***** Records *****

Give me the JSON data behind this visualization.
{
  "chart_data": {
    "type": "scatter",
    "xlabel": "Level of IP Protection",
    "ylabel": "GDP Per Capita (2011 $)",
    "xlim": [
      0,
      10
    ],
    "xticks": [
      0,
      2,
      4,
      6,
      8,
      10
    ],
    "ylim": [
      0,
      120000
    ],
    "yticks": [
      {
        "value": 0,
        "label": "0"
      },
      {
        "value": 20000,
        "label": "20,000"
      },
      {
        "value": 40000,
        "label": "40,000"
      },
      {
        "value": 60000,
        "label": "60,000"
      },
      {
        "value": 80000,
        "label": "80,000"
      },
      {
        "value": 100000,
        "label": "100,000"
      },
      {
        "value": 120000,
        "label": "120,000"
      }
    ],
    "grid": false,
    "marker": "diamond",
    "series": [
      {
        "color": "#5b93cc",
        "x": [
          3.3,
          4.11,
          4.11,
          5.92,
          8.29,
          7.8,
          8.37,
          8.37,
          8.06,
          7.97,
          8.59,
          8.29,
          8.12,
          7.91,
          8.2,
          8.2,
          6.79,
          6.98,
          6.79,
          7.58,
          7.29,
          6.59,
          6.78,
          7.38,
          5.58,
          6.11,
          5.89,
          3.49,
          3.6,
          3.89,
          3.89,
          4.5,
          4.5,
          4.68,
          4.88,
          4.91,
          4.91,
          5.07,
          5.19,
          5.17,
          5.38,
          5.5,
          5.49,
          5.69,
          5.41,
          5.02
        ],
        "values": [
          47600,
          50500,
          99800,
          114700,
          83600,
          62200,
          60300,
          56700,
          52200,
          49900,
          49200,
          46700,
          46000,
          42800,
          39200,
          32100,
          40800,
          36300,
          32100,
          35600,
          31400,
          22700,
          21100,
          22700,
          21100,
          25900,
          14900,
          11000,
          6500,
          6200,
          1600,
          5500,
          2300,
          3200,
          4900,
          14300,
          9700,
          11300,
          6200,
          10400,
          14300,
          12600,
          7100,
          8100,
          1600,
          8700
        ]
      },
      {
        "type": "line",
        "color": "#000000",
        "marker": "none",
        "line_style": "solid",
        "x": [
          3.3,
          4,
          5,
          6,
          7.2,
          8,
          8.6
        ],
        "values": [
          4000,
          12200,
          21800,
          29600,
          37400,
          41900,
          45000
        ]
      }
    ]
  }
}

*****

Would you reproduce all the entries exactly?

Finished exercise:
Give me the JSON data behind this visualization.
{
  "chart_data": {
    "type": "scatter",
    "xlabel": "Level of IP Protection",
    "ylabel": "GDP Per Capita (2011 $)",
    "xlim": [
      0,
      10
    ],
    "xticks": [
      0,
      2,
      4,
      6,
      8,
      10
    ],
    "ylim": [
      0,
      120000
    ],
    "yticks": [
      {
        "value": 0,
        "label": "0"
      },
      {
        "value": 20000,
        "label": "20,000"
      },
      {
        "value": 40000,
        "label": "40,000"
      },
      {
        "value": 60000,
        "label": "60,000"
      },
      {
        "value": 80000,
        "label": "80,000"
      },
      {
        "value": 100000,
        "label": "100,000"
      },
      {
        "value": 120000,
        "label": "120,000"
      }
    ],
    "grid": false,
    "marker": "diamond",
    "series": [
      {
        "color": "#5b93cc",
        "x": [
          3.3,
          4.11,
          4.11,
          5.92,
          8.29,
          7.8,
          8.37,
          8.37,
          8.06,
          7.97,
          8.59,
          8.29,
          8.12,
          7.91,
          8.2,
          8.2,
          6.79,
          6.98,
          6.79,
          7.58,
          7.29,
          6.59,
          6.78,
          7.38,
          5.58,
          6.11,
          5.89,
          3.49,
          3.6,
          3.89,
          3.89,
          4.5,
          4.5,
          4.68,
          4.88,
          4.91,
          4.91,
          5.07,
          5.19,
          5.17,
          5.38,
          5.5,
          5.49,
          5.69,
          5.41,
          5.02
        ],
        "values": [
          47600,
          50500,
          99800,
          114700,
          83600,
          62200,
          60300,
          56700,
          52200,
          49900,
          49200,
          46700,
          46000,
          42800,
          39200,
          32100,
          40800,
          36300,
          32100,
          35600,
          31400,
          22700,
          21100,
          22700,
          21100,
          25900,
          14900,
          11000,
          6500,
          6200,
          1600,
          5500,
          2300,
          3200,
          4900,
          14300,
          9700,
          11300,
          6200,
          10400,
          14300,
          12600,
          7100,
          8100,
          1600,
          8700
        ]
      },
      {
        "type": "line",
        "color": "#000000",
        "marker": "none",
        "line_style": "solid",
        "x": [
          3.3,
          4,
          5,
          6,
          7.2,
          8,
          8.6
        ],
        "values": [
          4000,
          12200,
          21800,
          29600,
          37400,
          41900,
          45000
        ]
      }
    ]
  }
}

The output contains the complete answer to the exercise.